Repeat every record below exactly, but leave out any pictures.

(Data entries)
○ ○ ○ ○ ○
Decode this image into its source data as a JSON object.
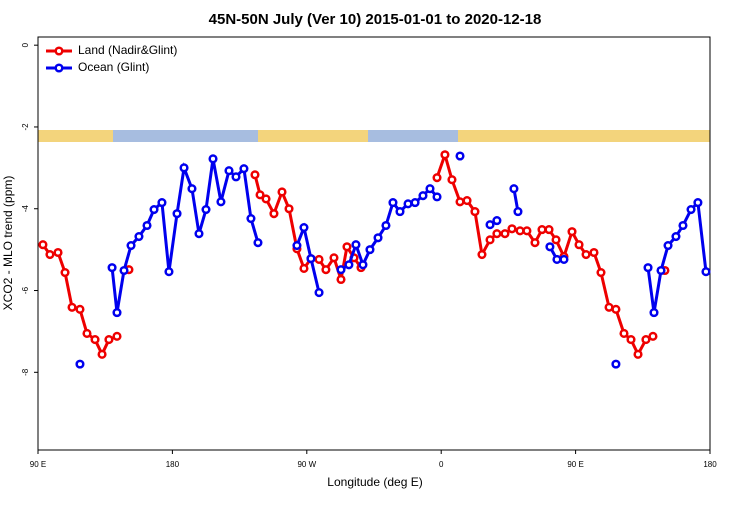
{
  "chart_data": {
    "type": "line",
    "title": "45N-50N July (Ver 10)   2015-01-01 to 2020-12-18",
    "x_label": "Longitude (deg E)",
    "y_label": "XCO2 - MLO trend (ppm)",
    "xlim": [
      90,
      540
    ],
    "ylim": [
      -9.9,
      0.2
    ],
    "xticks": [
      {
        "value": 90,
        "label": "90 E"
      },
      {
        "value": 180,
        "label": "180"
      },
      {
        "value": 270,
        "label": "90 W"
      },
      {
        "value": 360,
        "label": "0"
      },
      {
        "value": 450,
        "label": "90 E"
      },
      {
        "value": 540,
        "label": "180"
      }
    ],
    "yticks": [
      0,
      -2,
      -4,
      -6,
      -8
    ],
    "grid": false,
    "legend": "top-left",
    "series": [
      {
        "name": "Land (Nadir&Glint)",
        "color": "#ee0000",
        "x": [
          93.3,
          98.0,
          103.4,
          108.1,
          112.8,
          118.1,
          122.8,
          128.2,
          132.9,
          137.5,
          142.9,
          146.9,
          150.9,
          200,
          235.3,
          238.7,
          242.7,
          248.0,
          253.4,
          258.1,
          263.4,
          268.1,
          272.8,
          278.2,
          282.8,
          288.2,
          292.9,
          296.9,
          301.6,
          306.3,
          332.4,
          357.2,
          362.5,
          367.2,
          372.6,
          377.3,
          382.6,
          387.3,
          392.7,
          397.3,
          402.7,
          407.4,
          412.8,
          417.4,
          422.8,
          427.5,
          432.2,
          436.9,
          442.2,
          447.6,
          452.3,
          457.0,
          462.3,
          467.0,
          472.4,
          477.0,
          482.4,
          487.1,
          491.8,
          497.1,
          501.8,
          505.2,
          509.8
        ],
        "values": [
          -4.88,
          -5.12,
          -5.07,
          -5.56,
          -6.41,
          -6.46,
          -7.05,
          -7.2,
          -7.56,
          -7.2,
          -7.12,
          null,
          -5.49,
          null,
          -3.17,
          -3.66,
          -3.76,
          -4.12,
          -3.59,
          -4.0,
          -4.98,
          -5.46,
          -5.22,
          -5.24,
          -5.49,
          -5.2,
          -5.73,
          -4.93,
          -5.2,
          -5.44,
          null,
          -3.24,
          -2.68,
          -3.29,
          -3.83,
          -3.8,
          -4.07,
          -5.12,
          -4.76,
          -4.61,
          -4.61,
          -4.49,
          -4.54,
          -4.54,
          -4.83,
          -4.51,
          -4.51,
          -4.76,
          -5.17,
          -4.56,
          -4.88,
          -5.12,
          -5.07,
          -5.56,
          -6.41,
          -6.46,
          -7.05,
          -7.2,
          -7.56,
          -7.2,
          -7.12,
          null,
          -5.51
        ]
      },
      {
        "name": "Ocean (Glint)",
        "color": "#0000ee",
        "x": [
          118.1,
          131.5,
          139.6,
          142.9,
          147.6,
          152.3,
          157.6,
          163.0,
          167.7,
          173.0,
          177.7,
          183.1,
          187.8,
          193.1,
          197.8,
          202.5,
          207.2,
          212.5,
          217.9,
          222.6,
          227.9,
          232.6,
          237.3,
          252.0,
          263.4,
          268.1,
          272.8,
          278.2,
          285.5,
          292.9,
          298.2,
          302.9,
          307.6,
          312.3,
          317.7,
          323.0,
          327.7,
          332.4,
          337.8,
          342.5,
          347.8,
          352.5,
          357.2,
          364.5,
          372.6,
          382.6,
          392.7,
          397.3,
          402.7,
          408.7,
          411.4,
          422.8,
          432.8,
          437.5,
          442.2,
          459.6,
          477.0,
          486.4,
          498.5,
          502.5,
          507.2,
          511.9,
          517.2,
          521.9,
          527.3,
          531.9,
          537.3
        ],
        "values": [
          -7.8,
          null,
          -5.44,
          -6.54,
          -5.51,
          -4.9,
          -4.68,
          -4.41,
          -4.02,
          -3.85,
          -5.54,
          -4.12,
          -3.0,
          -3.51,
          -4.61,
          -4.02,
          -2.78,
          -3.83,
          -3.07,
          -3.22,
          -3.02,
          -4.24,
          -4.83,
          null,
          -4.9,
          -4.46,
          -5.22,
          -6.05,
          null,
          -5.49,
          -5.37,
          -4.88,
          -5.37,
          -5.0,
          -4.71,
          -4.41,
          -3.85,
          -4.07,
          -3.88,
          -3.85,
          -3.68,
          -3.51,
          -3.71,
          null,
          -2.71,
          null,
          -4.39,
          -4.29,
          null,
          -3.51,
          -4.07,
          null,
          -4.93,
          -5.24,
          -5.24,
          null,
          -7.8,
          null,
          -5.44,
          -6.54,
          -5.51,
          -4.9,
          -4.68,
          -4.41,
          -4.02,
          -3.85,
          -5.54
        ]
      }
    ]
  }
}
○ ○ ○ ○ ○
> **RESULT**:
Decode this image into its source data as a JSON object.
{
  "chart_data": {
    "type": "line",
    "title": "45N-50N July (Ver 10)   2015-01-01 to 2020-12-18",
    "x_label": "Longitude (deg E)",
    "y_label": "XCO2 - MLO trend (ppm)",
    "xlim": [
      90,
      540
    ],
    "ylim": [
      -9.9,
      0.2
    ],
    "xticks": [
      {
        "value": 90,
        "label": "90 E"
      },
      {
        "value": 180,
        "label": "180"
      },
      {
        "value": 270,
        "label": "90 W"
      },
      {
        "value": 360,
        "label": "0"
      },
      {
        "value": 450,
        "label": "90 E"
      },
      {
        "value": 540,
        "label": "180"
      }
    ],
    "yticks": [
      0,
      -2,
      -4,
      -6,
      -8
    ],
    "grid": false,
    "legend": "top-left",
    "series": [
      {
        "name": "Land (Nadir&Glint)",
        "color": "#ee0000",
        "x": [
          93.3,
          98.0,
          103.4,
          108.1,
          112.8,
          118.1,
          122.8,
          128.2,
          132.9,
          137.5,
          142.9,
          146.9,
          150.9,
          200,
          235.3,
          238.7,
          242.7,
          248.0,
          253.4,
          258.1,
          263.4,
          268.1,
          272.8,
          278.2,
          282.8,
          288.2,
          292.9,
          296.9,
          301.6,
          306.3,
          332.4,
          357.2,
          362.5,
          367.2,
          372.6,
          377.3,
          382.6,
          387.3,
          392.7,
          397.3,
          402.7,
          407.4,
          412.8,
          417.4,
          422.8,
          427.5,
          432.2,
          436.9,
          442.2,
          447.6,
          452.3,
          457.0,
          462.3,
          467.0,
          472.4,
          477.0,
          482.4,
          487.1,
          491.8,
          497.1,
          501.8,
          505.2,
          509.8
        ],
        "values": [
          -4.88,
          -5.12,
          -5.07,
          -5.56,
          -6.41,
          -6.46,
          -7.05,
          -7.2,
          -7.56,
          -7.2,
          -7.12,
          null,
          -5.49,
          null,
          -3.17,
          -3.66,
          -3.76,
          -4.12,
          -3.59,
          -4.0,
          -4.98,
          -5.46,
          -5.22,
          -5.24,
          -5.49,
          -5.2,
          -5.73,
          -4.93,
          -5.2,
          -5.44,
          null,
          -3.24,
          -2.68,
          -3.29,
          -3.83,
          -3.8,
          -4.07,
          -5.12,
          -4.76,
          -4.61,
          -4.61,
          -4.49,
          -4.54,
          -4.54,
          -4.83,
          -4.51,
          -4.51,
          -4.76,
          -5.17,
          -4.56,
          -4.88,
          -5.12,
          -5.07,
          -5.56,
          -6.41,
          -6.46,
          -7.05,
          -7.2,
          -7.56,
          -7.2,
          -7.12,
          null,
          -5.51
        ]
      },
      {
        "name": "Ocean (Glint)",
        "color": "#0000ee",
        "x": [
          118.1,
          131.5,
          139.6,
          142.9,
          147.6,
          152.3,
          157.6,
          163.0,
          167.7,
          173.0,
          177.7,
          183.1,
          187.8,
          193.1,
          197.8,
          202.5,
          207.2,
          212.5,
          217.9,
          222.6,
          227.9,
          232.6,
          237.3,
          252.0,
          263.4,
          268.1,
          272.8,
          278.2,
          285.5,
          292.9,
          298.2,
          302.9,
          307.6,
          312.3,
          317.7,
          323.0,
          327.7,
          332.4,
          337.8,
          342.5,
          347.8,
          352.5,
          357.2,
          364.5,
          372.6,
          382.6,
          392.7,
          397.3,
          402.7,
          408.7,
          411.4,
          422.8,
          432.8,
          437.5,
          442.2,
          459.6,
          477.0,
          486.4,
          498.5,
          502.5,
          507.2,
          511.9,
          517.2,
          521.9,
          527.3,
          531.9,
          537.3
        ],
        "values": [
          -7.8,
          null,
          -5.44,
          -6.54,
          -5.51,
          -4.9,
          -4.68,
          -4.41,
          -4.02,
          -3.85,
          -5.54,
          -4.12,
          -3.0,
          -3.51,
          -4.61,
          -4.02,
          -2.78,
          -3.83,
          -3.07,
          -3.22,
          -3.02,
          -4.24,
          -4.83,
          null,
          -4.9,
          -4.46,
          -5.22,
          -6.05,
          null,
          -5.49,
          -5.37,
          -4.88,
          -5.37,
          -5.0,
          -4.71,
          -4.41,
          -3.85,
          -4.07,
          -3.88,
          -3.85,
          -3.68,
          -3.51,
          -3.71,
          null,
          -2.71,
          null,
          -4.39,
          -4.29,
          null,
          -3.51,
          -4.07,
          null,
          -4.93,
          -5.24,
          -5.24,
          null,
          -7.8,
          null,
          -5.44,
          -6.54,
          -5.51,
          -4.9,
          -4.68,
          -4.41,
          -4.02,
          -3.85,
          -5.54
        ]
      }
    ]
  }
}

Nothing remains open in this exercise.